>> Begin SUPPLIED DATA

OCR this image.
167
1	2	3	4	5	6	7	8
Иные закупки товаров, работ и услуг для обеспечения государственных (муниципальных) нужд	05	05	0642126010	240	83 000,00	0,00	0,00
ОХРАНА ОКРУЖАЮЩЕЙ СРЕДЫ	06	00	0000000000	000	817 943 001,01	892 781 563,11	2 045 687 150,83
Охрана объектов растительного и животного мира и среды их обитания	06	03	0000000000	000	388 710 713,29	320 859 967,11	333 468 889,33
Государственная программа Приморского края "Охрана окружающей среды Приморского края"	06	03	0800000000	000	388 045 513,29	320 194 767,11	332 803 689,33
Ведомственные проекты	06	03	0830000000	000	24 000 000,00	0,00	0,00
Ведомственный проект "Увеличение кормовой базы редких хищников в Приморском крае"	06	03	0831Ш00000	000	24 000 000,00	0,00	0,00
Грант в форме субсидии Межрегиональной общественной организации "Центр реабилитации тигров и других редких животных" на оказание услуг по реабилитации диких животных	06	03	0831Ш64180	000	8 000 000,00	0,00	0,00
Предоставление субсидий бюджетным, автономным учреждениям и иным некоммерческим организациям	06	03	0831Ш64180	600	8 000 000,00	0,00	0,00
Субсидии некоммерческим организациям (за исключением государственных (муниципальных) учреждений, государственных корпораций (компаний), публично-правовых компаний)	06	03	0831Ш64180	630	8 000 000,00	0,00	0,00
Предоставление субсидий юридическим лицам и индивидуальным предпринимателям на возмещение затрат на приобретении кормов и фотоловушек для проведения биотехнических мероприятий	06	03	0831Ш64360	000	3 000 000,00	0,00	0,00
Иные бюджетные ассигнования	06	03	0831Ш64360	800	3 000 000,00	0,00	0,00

>> End SUPPLIED DATA

■ **SET PROBLEM**: Check each line above for the word "муниципальных" and copy the ones that have it.

■ **EXPECTED OUTPUT**:
Иные закупки товаров, работ и услуг для обеспечения государственных (муниципальных) нужд	05	05	0642126010	240	83 000,00	0,00	0,00
Субсидии некоммерческим организациям (за исключением государственных (муниципальных) учреждений, государственных корпораций (компаний), публично-правовых компаний)	06	03	0831Ш64180	630	8 000 000,00	0,00	0,00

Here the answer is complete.